## Start AVAILABLE DATA
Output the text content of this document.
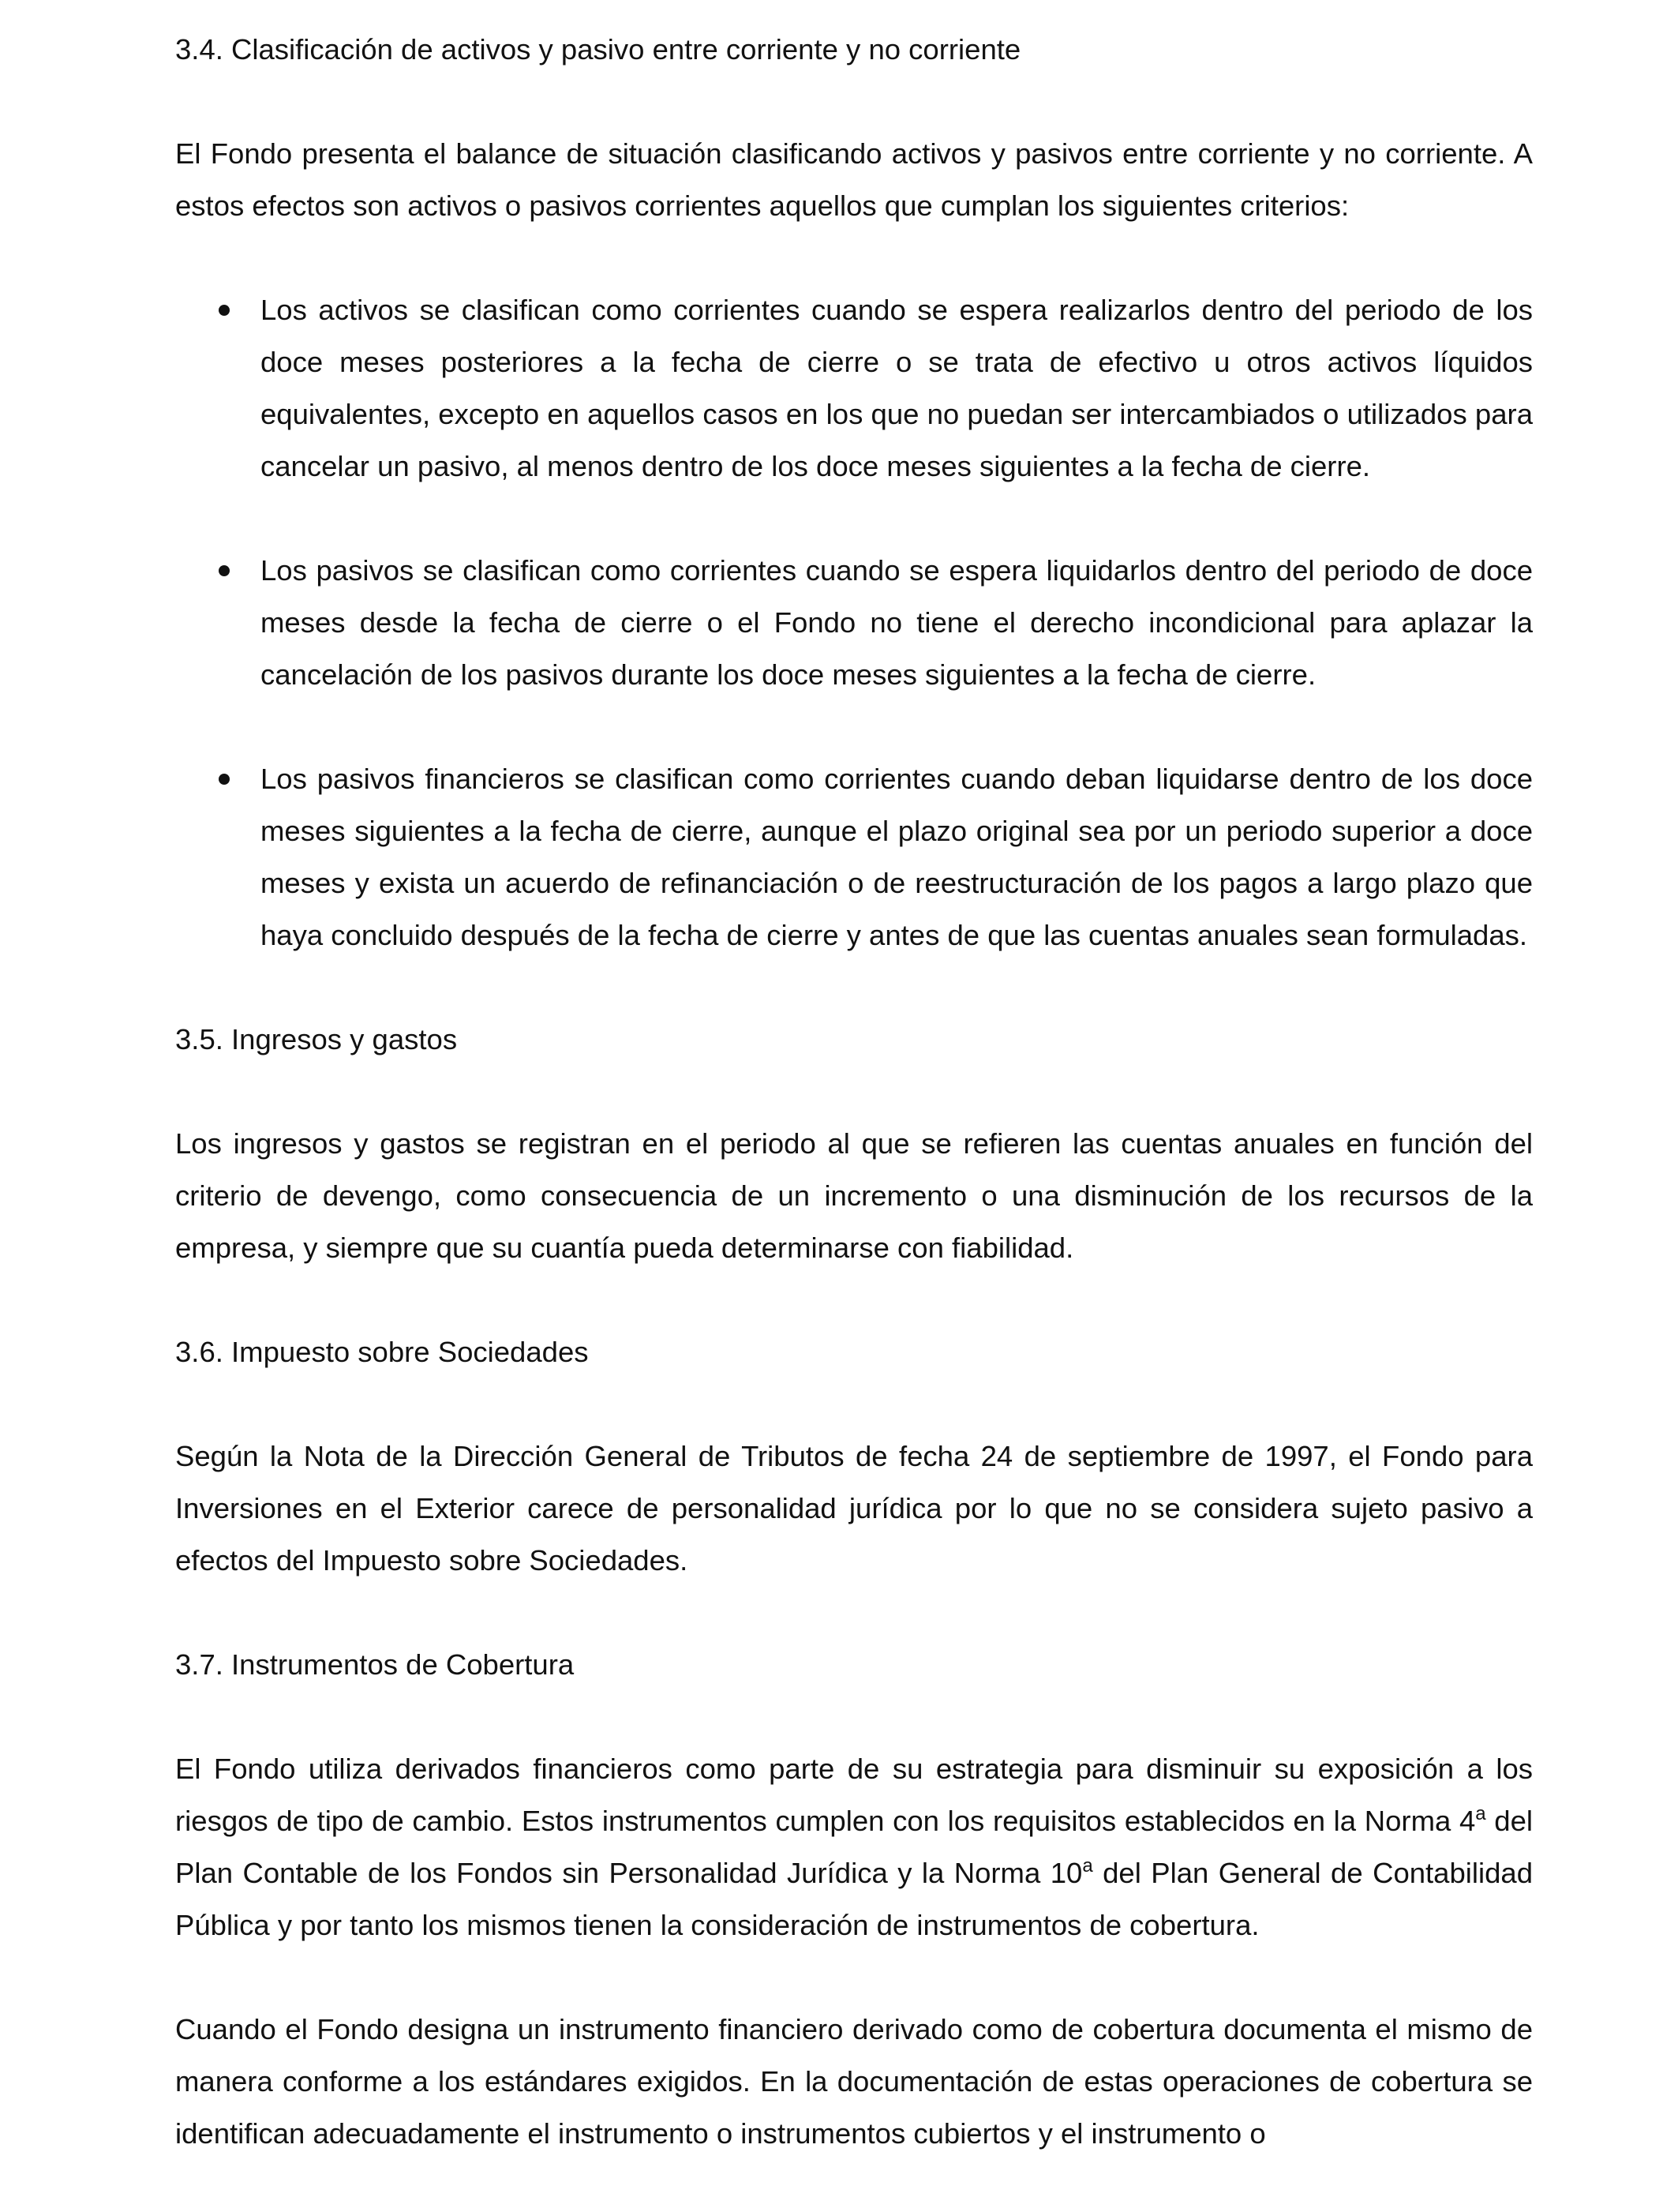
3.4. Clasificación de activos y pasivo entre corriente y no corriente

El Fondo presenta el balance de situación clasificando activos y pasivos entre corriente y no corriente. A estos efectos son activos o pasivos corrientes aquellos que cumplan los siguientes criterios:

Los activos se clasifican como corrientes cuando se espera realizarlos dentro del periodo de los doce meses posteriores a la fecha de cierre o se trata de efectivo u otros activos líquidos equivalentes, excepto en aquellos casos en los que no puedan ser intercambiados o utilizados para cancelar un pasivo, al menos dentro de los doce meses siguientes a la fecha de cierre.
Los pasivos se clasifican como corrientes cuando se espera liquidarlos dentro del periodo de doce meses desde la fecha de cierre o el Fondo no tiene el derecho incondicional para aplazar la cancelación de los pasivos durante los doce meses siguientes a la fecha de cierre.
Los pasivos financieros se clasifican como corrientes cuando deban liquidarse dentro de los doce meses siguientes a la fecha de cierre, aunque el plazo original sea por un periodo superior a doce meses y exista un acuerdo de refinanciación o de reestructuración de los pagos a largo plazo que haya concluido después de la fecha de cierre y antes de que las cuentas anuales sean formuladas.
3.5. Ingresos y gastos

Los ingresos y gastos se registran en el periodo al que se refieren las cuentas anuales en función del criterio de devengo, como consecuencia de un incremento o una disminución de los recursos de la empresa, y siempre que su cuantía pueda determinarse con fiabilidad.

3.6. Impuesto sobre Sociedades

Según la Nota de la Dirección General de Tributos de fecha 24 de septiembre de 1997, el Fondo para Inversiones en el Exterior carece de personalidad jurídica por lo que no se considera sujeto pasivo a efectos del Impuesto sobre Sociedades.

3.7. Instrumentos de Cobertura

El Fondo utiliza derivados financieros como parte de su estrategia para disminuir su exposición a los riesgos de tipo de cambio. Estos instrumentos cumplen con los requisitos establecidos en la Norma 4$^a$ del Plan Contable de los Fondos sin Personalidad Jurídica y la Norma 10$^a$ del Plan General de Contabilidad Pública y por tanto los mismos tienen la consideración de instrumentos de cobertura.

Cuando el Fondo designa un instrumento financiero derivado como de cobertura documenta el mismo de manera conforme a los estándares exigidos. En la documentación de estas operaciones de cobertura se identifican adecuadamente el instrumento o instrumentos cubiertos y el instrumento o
## End AVAILABLE DATA
SET EXERCISE:
Reproduce the data above in full, exactly as it is, with the pictures left out.

REPLY:
Output the text content of this document.
3.4. Clasificación de activos y pasivo entre corriente y no corriente

El Fondo presenta el balance de situación clasificando activos y pasivos entre corriente y no corriente. A estos efectos son activos o pasivos corrientes aquellos que cumplan los siguientes criterios:

Los activos se clasifican como corrientes cuando se espera realizarlos dentro del periodo de los doce meses posteriores a la fecha de cierre o se trata de efectivo u otros activos líquidos equivalentes, excepto en aquellos casos en los que no puedan ser intercambiados o utilizados para cancelar un pasivo, al menos dentro de los doce meses siguientes a la fecha de cierre.
Los pasivos se clasifican como corrientes cuando se espera liquidarlos dentro del periodo de doce meses desde la fecha de cierre o el Fondo no tiene el derecho incondicional para aplazar la cancelación de los pasivos durante los doce meses siguientes a la fecha de cierre.
Los pasivos financieros se clasifican como corrientes cuando deban liquidarse dentro de los doce meses siguientes a la fecha de cierre, aunque el plazo original sea por un periodo superior a doce meses y exista un acuerdo de refinanciación o de reestructuración de los pagos a largo plazo que haya concluido después de la fecha de cierre y antes de que las cuentas anuales sean formuladas.
3.5. Ingresos y gastos

Los ingresos y gastos se registran en el periodo al que se refieren las cuentas anuales en función del criterio de devengo, como consecuencia de un incremento o una disminución de los recursos de la empresa, y siempre que su cuantía pueda determinarse con fiabilidad.

3.6. Impuesto sobre Sociedades

Según la Nota de la Dirección General de Tributos de fecha 24 de septiembre de 1997, el Fondo para Inversiones en el Exterior carece de personalidad jurídica por lo que no se considera sujeto pasivo a efectos del Impuesto sobre Sociedades.

3.7. Instrumentos de Cobertura

El Fondo utiliza derivados financieros como parte de su estrategia para disminuir su exposición a los riesgos de tipo de cambio. Estos instrumentos cumplen con los requisitos establecidos en la Norma 4$^a$ del Plan Contable de los Fondos sin Personalidad Jurídica y la Norma 10$^a$ del Plan General de Contabilidad Pública y por tanto los mismos tienen la consideración de instrumentos de cobertura.

Cuando el Fondo designa un instrumento financiero derivado como de cobertura documenta el mismo de manera conforme a los estándares exigidos. En la documentación de estas operaciones de cobertura se identifican adecuadamente el instrumento o instrumentos cubiertos y el instrumento o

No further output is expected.